» WRITTEN TASK: List each line of the data in which the string "JSON" appears.

[START OF DATASET RECORDS]

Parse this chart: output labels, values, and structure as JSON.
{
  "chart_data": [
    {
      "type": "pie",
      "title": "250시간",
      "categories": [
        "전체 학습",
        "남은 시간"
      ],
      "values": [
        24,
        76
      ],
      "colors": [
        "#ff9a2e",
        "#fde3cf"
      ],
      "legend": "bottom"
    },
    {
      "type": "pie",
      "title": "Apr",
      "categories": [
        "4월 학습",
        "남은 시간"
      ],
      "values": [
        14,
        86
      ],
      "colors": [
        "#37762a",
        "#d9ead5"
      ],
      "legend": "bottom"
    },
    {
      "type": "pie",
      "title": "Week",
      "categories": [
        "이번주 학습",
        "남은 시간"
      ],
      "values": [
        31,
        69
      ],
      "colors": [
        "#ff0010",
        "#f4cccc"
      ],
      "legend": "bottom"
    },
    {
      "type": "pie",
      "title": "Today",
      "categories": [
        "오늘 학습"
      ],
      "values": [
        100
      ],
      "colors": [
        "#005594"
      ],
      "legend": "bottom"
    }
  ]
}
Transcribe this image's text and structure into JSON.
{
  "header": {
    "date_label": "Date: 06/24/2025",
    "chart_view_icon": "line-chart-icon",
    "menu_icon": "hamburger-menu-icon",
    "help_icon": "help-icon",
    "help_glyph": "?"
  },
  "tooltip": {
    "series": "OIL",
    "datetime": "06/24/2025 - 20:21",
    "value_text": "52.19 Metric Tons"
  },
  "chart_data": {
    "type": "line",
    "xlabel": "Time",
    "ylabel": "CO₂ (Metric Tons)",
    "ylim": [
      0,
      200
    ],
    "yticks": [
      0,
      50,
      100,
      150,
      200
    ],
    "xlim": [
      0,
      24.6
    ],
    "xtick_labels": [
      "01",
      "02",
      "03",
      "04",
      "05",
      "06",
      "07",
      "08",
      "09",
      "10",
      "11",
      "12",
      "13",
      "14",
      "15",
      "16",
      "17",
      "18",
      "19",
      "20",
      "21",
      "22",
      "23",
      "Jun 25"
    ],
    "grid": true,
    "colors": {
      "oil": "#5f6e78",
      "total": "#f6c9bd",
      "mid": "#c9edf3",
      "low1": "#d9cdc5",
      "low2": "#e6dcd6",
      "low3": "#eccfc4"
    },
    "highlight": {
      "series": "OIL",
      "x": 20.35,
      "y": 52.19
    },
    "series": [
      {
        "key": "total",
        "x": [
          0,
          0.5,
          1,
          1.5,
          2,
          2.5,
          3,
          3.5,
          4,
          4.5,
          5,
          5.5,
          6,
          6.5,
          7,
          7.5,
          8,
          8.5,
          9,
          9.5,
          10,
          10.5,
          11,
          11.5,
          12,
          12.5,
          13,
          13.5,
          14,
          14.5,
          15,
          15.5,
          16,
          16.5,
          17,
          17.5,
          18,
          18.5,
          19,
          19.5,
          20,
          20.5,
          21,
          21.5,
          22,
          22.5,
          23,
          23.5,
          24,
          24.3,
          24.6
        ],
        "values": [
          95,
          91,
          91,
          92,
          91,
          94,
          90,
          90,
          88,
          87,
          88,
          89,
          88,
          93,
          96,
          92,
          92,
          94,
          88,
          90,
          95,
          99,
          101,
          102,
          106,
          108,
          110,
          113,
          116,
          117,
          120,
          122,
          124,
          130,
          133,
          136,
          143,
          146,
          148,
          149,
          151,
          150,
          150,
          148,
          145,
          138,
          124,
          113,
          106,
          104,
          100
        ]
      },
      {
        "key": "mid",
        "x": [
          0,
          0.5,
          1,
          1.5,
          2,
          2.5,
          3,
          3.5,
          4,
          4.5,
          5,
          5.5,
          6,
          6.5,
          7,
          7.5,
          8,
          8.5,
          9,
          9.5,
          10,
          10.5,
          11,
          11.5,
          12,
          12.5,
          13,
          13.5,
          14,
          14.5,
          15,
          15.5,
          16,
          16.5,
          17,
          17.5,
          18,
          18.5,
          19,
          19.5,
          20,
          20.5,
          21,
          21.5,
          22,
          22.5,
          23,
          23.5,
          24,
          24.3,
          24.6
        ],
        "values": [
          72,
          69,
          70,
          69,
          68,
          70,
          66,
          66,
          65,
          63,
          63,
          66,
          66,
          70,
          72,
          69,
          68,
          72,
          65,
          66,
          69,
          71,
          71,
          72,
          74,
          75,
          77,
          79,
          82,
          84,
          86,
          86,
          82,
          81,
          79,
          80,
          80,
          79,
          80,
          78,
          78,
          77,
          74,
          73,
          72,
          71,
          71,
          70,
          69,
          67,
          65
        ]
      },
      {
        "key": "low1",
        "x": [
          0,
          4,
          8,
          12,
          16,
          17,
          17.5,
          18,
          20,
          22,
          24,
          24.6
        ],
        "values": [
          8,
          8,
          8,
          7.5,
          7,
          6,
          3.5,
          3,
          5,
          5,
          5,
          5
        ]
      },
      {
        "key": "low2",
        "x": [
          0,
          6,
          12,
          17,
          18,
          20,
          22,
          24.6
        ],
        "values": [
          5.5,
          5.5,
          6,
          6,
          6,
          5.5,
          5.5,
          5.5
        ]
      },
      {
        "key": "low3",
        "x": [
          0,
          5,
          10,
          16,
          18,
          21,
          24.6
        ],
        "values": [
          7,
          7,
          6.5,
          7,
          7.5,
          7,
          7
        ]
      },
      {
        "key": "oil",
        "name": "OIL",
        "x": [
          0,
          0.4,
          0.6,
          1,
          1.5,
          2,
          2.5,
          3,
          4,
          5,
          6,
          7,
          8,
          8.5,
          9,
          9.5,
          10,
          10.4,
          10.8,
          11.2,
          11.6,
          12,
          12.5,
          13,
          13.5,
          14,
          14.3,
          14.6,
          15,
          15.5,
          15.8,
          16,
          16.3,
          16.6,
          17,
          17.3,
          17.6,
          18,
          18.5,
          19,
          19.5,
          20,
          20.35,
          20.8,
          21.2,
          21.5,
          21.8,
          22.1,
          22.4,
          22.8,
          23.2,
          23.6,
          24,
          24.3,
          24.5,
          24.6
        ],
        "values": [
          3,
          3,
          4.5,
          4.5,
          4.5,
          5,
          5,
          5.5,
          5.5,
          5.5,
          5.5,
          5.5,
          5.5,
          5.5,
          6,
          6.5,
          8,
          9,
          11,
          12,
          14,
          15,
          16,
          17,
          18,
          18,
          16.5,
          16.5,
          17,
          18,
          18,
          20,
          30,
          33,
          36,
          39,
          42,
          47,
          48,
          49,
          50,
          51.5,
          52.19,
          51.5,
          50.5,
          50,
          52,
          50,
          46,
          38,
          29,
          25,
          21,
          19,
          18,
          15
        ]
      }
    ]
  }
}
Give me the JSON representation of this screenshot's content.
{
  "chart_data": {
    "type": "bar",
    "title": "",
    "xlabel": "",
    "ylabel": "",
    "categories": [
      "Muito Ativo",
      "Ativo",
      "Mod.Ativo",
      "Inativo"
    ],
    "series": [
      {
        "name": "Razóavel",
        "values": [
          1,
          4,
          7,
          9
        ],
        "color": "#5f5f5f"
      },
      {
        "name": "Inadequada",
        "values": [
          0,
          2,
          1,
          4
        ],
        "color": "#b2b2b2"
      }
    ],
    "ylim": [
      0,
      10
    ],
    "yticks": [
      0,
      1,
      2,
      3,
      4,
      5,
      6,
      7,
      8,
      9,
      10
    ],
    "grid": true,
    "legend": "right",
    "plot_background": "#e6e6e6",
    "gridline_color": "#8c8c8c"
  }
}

[END OF DATASET RECORDS]

» SOLVED PROBLEM:
Parse this chart: output labels, values, and structure as JSON.
Transcribe this image's text and structure into JSON.
Give me the JSON representation of this screenshot's content.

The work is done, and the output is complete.